→ The exercise:
Write out the material exactly, without any of its pictures.
--- start Data provided ---
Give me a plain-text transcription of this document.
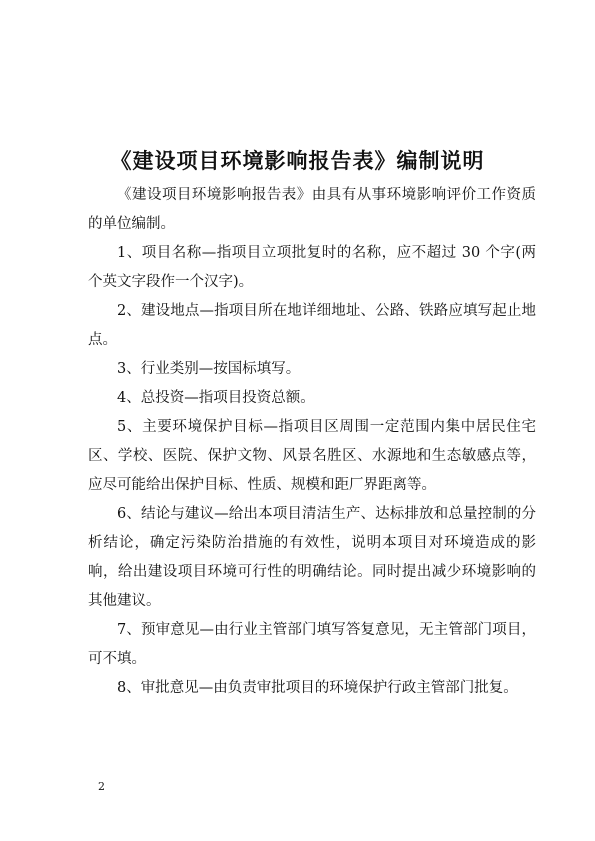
《建设项目环境影响报告表》编制说明

《建设项目环境影响报告表》由具有从事环境影响评价工作资质的单位编制。

1、项目名称—指项目立项批复时的名称，应不超过 30 个字(两个英文字段作一个汉字)。

2、建设地点—指项目所在地详细地址、公路、铁路应填写起止地点。

3、行业类别—按国标填写。

4、总投资—指项目投资总额。

5、主要环境保护目标—指项目区周围一定范围内集中居民住宅区、学校、医院、保护文物、风景名胜区、水源地和生态敏感点等，应尽可能给出保护目标、性质、规模和距厂界距离等。

6、结论与建议—给出本项目清洁生产、达标排放和总量控制的分析结论，确定污染防治措施的有效性，说明本项目对环境造成的影响，给出建设项目环境可行性的明确结论。同时提出减少环境影响的其他建议。

7、预审意见—由行业主管部门填写答复意见，无主管部门项目，可不填。

8、审批意见—由负责审批项目的环境保护行政主管部门批复。

2
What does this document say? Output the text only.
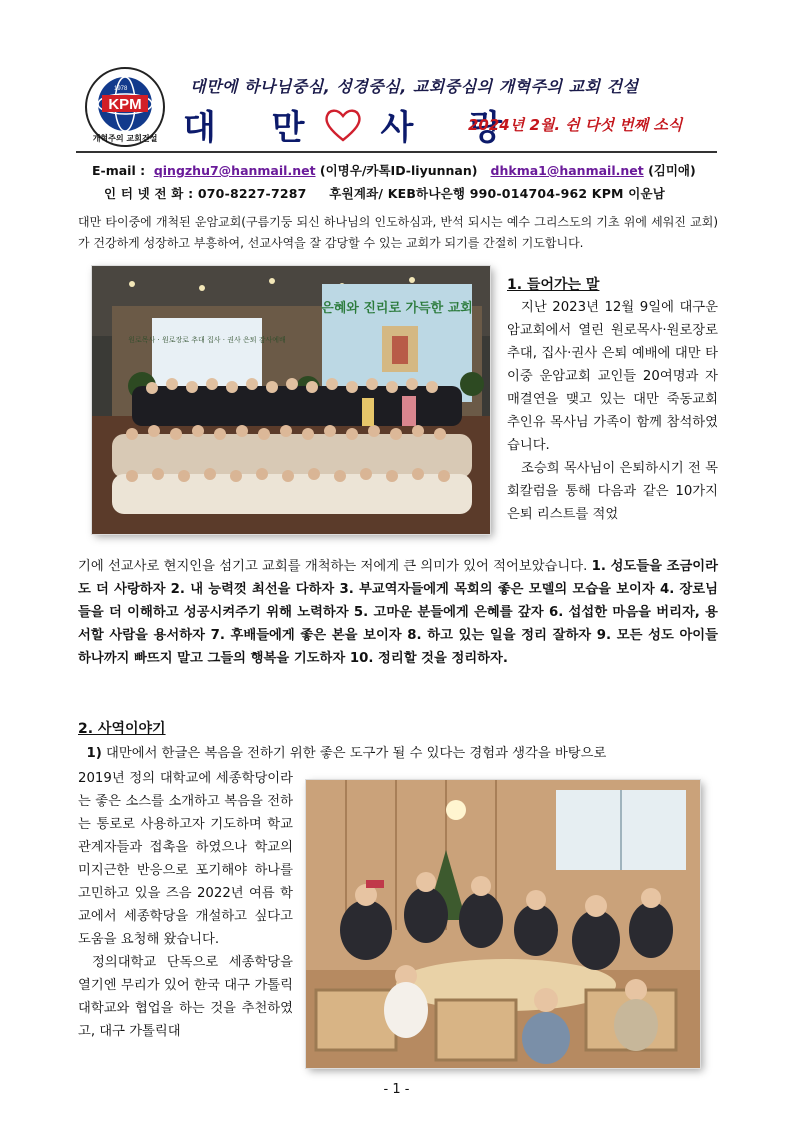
KPM
1978
개혁주의 교회건설
대만에 하나님중심, 성경중심, 교회중심의 개혁주의 교회 건설
대 만 사 랑
2024년 2월. 쉰 다섯 번째 소식
E-mail : qingzhu7@hanmail.net (이명우/카톡ID-liyunnan) dhkma1@hanmail.net (김미애)
인 터 넷 전 화 : 070-8227-7287     후원계좌/ KEB하나은행 990-014704-962 KPM 이운남
대만 타이중에 개척된 운암교회(구름기둥 되신 하나님의 인도하심과, 반석 되시는 예수 그리스도의 기초 위에 세워진 교회)가 건강하게 성장하고 부흥하여, 선교사역을 잘 감당할 수 있는 교회가 되기를 간절히 기도합니다.
원로목사 · 원로장로 추대 집사 · 권사 은퇴 감사예배
은혜와 진리로 가득한 교회
1. 들어가는 말
지난 2023년 12월 9일에 대구운암교회에서 열린 원로목사·원로장로 추대, 집사·권사 은퇴 예배에 대만 타이중 운암교회 교인들 20여명과 자매결연을 맺고 있는 대만 죽동교회 추인유 목사님 가족이 함께 참석하였습니다.
조승희 목사님이 은퇴하시기 전 목회칼럼을 통해 다음과 같은 10가지 은퇴 리스트를 적었
기에 선교사로 현지인을 섬기고 교회를 개척하는 저에게 큰 의미가 있어 적어보았습니다. 1. 성도들을 조금이라도 더 사랑하자 2. 내 능력껏 최선을 다하자 3. 부교역자들에게 목회의 좋은 모델의 모습을 보이자 4. 장로님들을 더 이해하고 성공시켜주기 위해 노력하자 5. 고마운 분들에게 은혜를 갚자 6. 섭섭한 마음을 버리자, 용서할 사람을 용서하자 7. 후배들에게 좋은 본을 보이자 8. 하고 있는 일을 정리 잘하자 9. 모든 성도 아이들 하나까지 빠뜨지 말고 그들의 행복을 기도하자 10. 정리할 것을 정리하자.
2. 사역이야기
1) 대만에서 한글은 복음을 전하기 위한 좋은 도구가 될 수 있다는 경험과 생각을 바탕으로
2019년 정의 대학교에 세종학당이라는 좋은 소스를 소개하고 복음을 전하는 통로로 사용하고자 기도하며 학교 관계자들과 접촉을 하였으나 학교의 미지근한 반응으로 포기해야 하나를 고민하고 있을 즈음 2022년 여름 학교에서 세종학당을 개설하고 싶다고 도움을 요청해 왔습니다.
정의대학교 단독으로 세종학당을 열기엔 무리가 있어 한국 대구 가톨릭 대학교와 협업을 하는 것을 추천하였고, 대구 가톨릭대
- 1 -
--- end Data provided ---
→ In response:
Give me a plain-text transcription of this document.
《建设项目环境影响报告表》编制说明

《建设项目环境影响报告表》由具有从事环境影响评价工作资质的单位编制。

1、项目名称—指项目立项批复时的名称，应不超过 30 个字(两个英文字段作一个汉字)。

2、建设地点—指项目所在地详细地址、公路、铁路应填写起止地点。

3、行业类别—按国标填写。

4、总投资—指项目投资总额。

5、主要环境保护目标—指项目区周围一定范围内集中居民住宅区、学校、医院、保护文物、风景名胜区、水源地和生态敏感点等，应尽可能给出保护目标、性质、规模和距厂界距离等。

6、结论与建议—给出本项目清洁生产、达标排放和总量控制的分析结论，确定污染防治措施的有效性，说明本项目对环境造成的影响，给出建设项目环境可行性的明确结论。同时提出减少环境影响的其他建议。

7、预审意见—由行业主管部门填写答复意见，无主管部门项目，可不填。

8、审批意见—由负责审批项目的环境保护行政主管部门批复。

2
What does this document say? Output the text only.
KPM
1978
개혁주의 교회건설
대만에 하나님중심, 성경중심, 교회중심의 개혁주의 교회 건설
대 만 사 랑
2024년 2월. 쉰 다섯 번째 소식
E-mail : qingzhu7@hanmail.net (이명우/카톡ID-liyunnan) dhkma1@hanmail.net (김미애)
인 터 넷 전 화 : 070-8227-7287     후원계좌/ KEB하나은행 990-014704-962 KPM 이운남
대만 타이중에 개척된 운암교회(구름기둥 되신 하나님의 인도하심과, 반석 되시는 예수 그리스도의 기초 위에 세워진 교회)가 건강하게 성장하고 부흥하여, 선교사역을 잘 감당할 수 있는 교회가 되기를 간절히 기도합니다.
원로목사 · 원로장로 추대 집사 · 권사 은퇴 감사예배
은혜와 진리로 가득한 교회
1. 들어가는 말
지난 2023년 12월 9일에 대구운암교회에서 열린 원로목사·원로장로 추대, 집사·권사 은퇴 예배에 대만 타이중 운암교회 교인들 20여명과 자매결연을 맺고 있는 대만 죽동교회 추인유 목사님 가족이 함께 참석하였습니다.
조승희 목사님이 은퇴하시기 전 목회칼럼을 통해 다음과 같은 10가지 은퇴 리스트를 적었
기에 선교사로 현지인을 섬기고 교회를 개척하는 저에게 큰 의미가 있어 적어보았습니다. 1. 성도들을 조금이라도 더 사랑하자 2. 내 능력껏 최선을 다하자 3. 부교역자들에게 목회의 좋은 모델의 모습을 보이자 4. 장로님들을 더 이해하고 성공시켜주기 위해 노력하자 5. 고마운 분들에게 은혜를 갚자 6. 섭섭한 마음을 버리자, 용서할 사람을 용서하자 7. 후배들에게 좋은 본을 보이자 8. 하고 있는 일을 정리 잘하자 9. 모든 성도 아이들 하나까지 빠뜨지 말고 그들의 행복을 기도하자 10. 정리할 것을 정리하자.
2. 사역이야기
1) 대만에서 한글은 복음을 전하기 위한 좋은 도구가 될 수 있다는 경험과 생각을 바탕으로
2019년 정의 대학교에 세종학당이라는 좋은 소스를 소개하고 복음을 전하는 통로로 사용하고자 기도하며 학교 관계자들과 접촉을 하였으나 학교의 미지근한 반응으로 포기해야 하나를 고민하고 있을 즈음 2022년 여름 학교에서 세종학당을 개설하고 싶다고 도움을 요청해 왔습니다.
정의대학교 단독으로 세종학당을 열기엔 무리가 있어 한국 대구 가톨릭 대학교와 협업을 하는 것을 추천하였고, 대구 가톨릭대
- 1 -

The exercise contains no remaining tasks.